### WHAT THIS TASK INVOLVES
Determine the number of lines in the listing below where the string "WILLOWS" occurs; answer with the number alone.

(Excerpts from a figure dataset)

━━━━━━

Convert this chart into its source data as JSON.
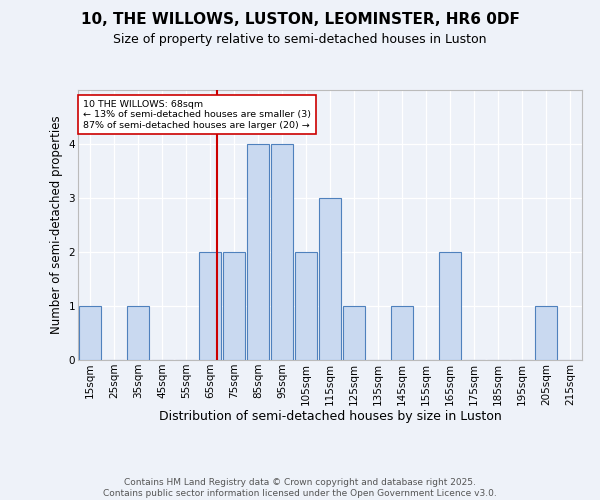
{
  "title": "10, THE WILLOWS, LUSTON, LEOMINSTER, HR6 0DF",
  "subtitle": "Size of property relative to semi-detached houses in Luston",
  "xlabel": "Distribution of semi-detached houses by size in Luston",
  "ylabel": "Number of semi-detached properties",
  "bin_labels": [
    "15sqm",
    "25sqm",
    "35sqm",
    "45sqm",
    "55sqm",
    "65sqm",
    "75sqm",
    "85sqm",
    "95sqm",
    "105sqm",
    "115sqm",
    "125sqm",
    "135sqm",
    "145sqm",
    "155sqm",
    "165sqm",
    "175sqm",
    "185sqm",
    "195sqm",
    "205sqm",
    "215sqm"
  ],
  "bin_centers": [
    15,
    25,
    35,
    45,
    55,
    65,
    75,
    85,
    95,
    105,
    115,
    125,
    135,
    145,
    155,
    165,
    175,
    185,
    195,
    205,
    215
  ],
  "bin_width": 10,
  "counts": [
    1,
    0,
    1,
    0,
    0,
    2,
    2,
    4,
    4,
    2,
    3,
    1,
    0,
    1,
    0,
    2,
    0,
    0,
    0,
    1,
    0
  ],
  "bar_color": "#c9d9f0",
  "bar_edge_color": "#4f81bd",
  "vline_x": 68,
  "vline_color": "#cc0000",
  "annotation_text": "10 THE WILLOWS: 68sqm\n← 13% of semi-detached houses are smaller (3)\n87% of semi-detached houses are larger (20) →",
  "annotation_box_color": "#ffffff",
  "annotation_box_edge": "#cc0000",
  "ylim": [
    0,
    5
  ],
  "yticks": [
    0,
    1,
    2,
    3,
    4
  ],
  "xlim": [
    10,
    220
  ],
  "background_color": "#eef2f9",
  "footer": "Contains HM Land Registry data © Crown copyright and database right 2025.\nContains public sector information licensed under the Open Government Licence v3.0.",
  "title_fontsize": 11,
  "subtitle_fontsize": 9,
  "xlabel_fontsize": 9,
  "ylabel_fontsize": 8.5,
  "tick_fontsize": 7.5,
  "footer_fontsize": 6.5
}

━━━━━━

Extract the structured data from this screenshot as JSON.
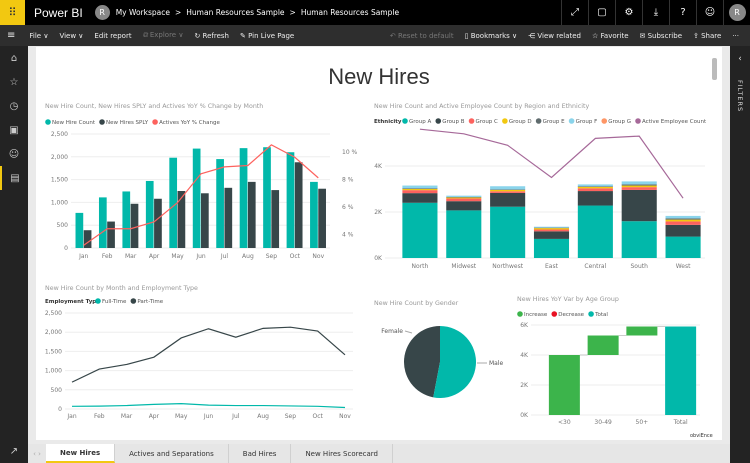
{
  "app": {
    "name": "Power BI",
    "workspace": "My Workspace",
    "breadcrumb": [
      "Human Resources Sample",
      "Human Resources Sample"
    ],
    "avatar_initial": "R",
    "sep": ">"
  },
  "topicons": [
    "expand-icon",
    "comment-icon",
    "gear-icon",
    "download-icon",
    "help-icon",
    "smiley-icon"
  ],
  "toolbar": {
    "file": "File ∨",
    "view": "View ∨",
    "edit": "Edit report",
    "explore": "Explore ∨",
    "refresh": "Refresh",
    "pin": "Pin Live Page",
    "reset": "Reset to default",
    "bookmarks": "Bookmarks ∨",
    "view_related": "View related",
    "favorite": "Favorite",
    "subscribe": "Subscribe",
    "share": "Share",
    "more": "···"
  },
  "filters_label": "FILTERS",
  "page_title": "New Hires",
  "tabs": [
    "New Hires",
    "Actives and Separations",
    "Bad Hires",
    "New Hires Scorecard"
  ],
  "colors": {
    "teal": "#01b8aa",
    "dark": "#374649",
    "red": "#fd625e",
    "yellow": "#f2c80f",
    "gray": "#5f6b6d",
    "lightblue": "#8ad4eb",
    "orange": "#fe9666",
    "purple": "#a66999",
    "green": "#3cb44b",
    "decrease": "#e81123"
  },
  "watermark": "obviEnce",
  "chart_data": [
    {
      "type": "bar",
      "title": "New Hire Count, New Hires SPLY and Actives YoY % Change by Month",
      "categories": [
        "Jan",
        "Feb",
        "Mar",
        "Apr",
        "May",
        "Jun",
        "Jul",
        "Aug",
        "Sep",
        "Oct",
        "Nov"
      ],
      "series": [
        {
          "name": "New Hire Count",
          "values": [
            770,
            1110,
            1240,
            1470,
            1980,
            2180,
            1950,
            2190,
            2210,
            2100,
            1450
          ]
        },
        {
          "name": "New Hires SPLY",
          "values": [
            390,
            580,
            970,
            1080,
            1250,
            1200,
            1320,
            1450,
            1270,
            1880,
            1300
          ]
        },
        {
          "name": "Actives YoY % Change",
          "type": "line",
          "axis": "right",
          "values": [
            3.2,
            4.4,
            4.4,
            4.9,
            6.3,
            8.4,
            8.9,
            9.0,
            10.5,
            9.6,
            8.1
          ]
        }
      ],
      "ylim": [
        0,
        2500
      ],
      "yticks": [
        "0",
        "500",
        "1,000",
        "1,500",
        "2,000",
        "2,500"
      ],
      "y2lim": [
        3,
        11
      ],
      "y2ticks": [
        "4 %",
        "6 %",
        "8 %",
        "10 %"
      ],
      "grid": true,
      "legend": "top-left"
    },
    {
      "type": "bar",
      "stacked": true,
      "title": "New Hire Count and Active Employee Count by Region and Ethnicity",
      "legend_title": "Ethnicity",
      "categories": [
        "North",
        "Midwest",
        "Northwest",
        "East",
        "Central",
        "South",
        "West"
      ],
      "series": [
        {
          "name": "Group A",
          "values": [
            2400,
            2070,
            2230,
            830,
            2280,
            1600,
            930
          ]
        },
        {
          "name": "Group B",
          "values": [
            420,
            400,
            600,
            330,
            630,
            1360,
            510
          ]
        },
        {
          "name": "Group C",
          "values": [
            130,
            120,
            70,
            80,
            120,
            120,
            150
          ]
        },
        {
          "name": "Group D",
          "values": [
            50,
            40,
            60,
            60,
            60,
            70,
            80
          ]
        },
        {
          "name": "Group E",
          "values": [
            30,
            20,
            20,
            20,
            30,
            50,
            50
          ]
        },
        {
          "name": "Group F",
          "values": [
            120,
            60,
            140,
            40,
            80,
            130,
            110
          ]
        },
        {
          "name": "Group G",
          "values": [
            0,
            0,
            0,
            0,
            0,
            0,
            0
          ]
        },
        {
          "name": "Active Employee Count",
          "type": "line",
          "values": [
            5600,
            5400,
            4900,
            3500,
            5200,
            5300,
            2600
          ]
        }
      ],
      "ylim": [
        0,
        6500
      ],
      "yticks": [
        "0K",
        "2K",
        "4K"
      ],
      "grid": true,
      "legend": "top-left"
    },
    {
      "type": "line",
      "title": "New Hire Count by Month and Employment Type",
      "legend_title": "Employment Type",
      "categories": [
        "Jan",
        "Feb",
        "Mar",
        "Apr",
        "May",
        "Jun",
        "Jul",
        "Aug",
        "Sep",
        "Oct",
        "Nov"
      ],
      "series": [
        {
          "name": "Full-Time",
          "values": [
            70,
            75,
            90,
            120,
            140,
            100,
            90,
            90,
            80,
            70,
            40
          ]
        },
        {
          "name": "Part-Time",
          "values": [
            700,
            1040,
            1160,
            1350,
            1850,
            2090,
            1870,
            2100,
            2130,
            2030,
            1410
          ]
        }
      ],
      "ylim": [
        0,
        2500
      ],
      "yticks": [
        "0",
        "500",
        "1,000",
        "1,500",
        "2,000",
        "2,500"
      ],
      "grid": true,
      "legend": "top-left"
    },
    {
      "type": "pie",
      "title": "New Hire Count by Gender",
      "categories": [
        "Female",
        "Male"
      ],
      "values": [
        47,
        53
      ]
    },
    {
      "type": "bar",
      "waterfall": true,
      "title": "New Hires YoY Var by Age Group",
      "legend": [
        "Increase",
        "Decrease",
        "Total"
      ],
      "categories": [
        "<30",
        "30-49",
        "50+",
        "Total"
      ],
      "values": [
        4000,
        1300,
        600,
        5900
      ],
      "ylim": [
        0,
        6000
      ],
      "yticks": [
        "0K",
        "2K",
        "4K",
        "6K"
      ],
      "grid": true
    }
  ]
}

━━━━━━

### OUTPUT FOR THIS TASK
2